-- START OF Available data --

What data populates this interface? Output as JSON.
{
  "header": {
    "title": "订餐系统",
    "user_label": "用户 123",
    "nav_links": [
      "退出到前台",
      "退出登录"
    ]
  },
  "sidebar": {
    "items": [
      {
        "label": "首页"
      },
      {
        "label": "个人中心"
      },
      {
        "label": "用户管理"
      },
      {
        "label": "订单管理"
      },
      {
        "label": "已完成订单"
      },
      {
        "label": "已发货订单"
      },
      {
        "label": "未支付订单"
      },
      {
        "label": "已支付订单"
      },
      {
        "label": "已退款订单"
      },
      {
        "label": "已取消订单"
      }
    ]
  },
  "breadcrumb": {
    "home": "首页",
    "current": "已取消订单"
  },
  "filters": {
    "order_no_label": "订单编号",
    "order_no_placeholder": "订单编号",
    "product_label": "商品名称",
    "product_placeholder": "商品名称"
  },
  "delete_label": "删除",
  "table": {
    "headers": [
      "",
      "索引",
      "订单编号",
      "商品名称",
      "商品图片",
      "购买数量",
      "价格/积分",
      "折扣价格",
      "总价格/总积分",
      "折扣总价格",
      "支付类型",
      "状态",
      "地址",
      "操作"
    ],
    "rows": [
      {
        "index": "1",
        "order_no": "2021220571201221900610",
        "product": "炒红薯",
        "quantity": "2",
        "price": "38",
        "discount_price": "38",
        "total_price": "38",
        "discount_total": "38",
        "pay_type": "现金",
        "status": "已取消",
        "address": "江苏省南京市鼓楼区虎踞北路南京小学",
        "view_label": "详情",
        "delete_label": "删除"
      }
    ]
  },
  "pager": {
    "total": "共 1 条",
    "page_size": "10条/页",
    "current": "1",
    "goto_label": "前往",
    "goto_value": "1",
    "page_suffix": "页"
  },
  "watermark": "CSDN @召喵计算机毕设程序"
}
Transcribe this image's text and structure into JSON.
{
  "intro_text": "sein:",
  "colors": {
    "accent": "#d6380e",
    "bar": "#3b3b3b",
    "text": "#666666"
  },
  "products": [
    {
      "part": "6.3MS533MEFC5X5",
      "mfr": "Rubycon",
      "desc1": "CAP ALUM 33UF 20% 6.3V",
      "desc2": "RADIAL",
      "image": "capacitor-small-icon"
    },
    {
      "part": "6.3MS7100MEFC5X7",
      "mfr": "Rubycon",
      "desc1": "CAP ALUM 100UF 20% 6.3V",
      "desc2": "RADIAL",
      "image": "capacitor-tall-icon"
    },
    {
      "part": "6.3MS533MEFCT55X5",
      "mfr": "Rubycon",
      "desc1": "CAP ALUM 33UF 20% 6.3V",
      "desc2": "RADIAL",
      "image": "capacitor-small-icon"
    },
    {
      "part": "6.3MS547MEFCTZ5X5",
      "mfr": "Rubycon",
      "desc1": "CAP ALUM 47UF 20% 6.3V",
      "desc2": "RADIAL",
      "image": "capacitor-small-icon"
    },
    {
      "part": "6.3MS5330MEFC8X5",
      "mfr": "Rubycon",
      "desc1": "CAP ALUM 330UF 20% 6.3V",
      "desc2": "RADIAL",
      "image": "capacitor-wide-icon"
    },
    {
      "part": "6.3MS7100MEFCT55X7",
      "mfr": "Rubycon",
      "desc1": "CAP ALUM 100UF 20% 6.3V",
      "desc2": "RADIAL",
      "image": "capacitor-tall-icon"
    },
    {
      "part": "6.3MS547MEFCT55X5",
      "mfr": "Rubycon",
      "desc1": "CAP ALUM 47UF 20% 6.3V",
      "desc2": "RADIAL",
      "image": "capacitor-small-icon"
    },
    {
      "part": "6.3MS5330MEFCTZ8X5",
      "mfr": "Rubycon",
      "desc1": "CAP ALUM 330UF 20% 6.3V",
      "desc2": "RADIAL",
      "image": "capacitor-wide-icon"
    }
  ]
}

-- END OF Available data --

Exercise aim - Above are entries; state the number of lines among them that contain "商品名称", and nothing else.

Written solution - 3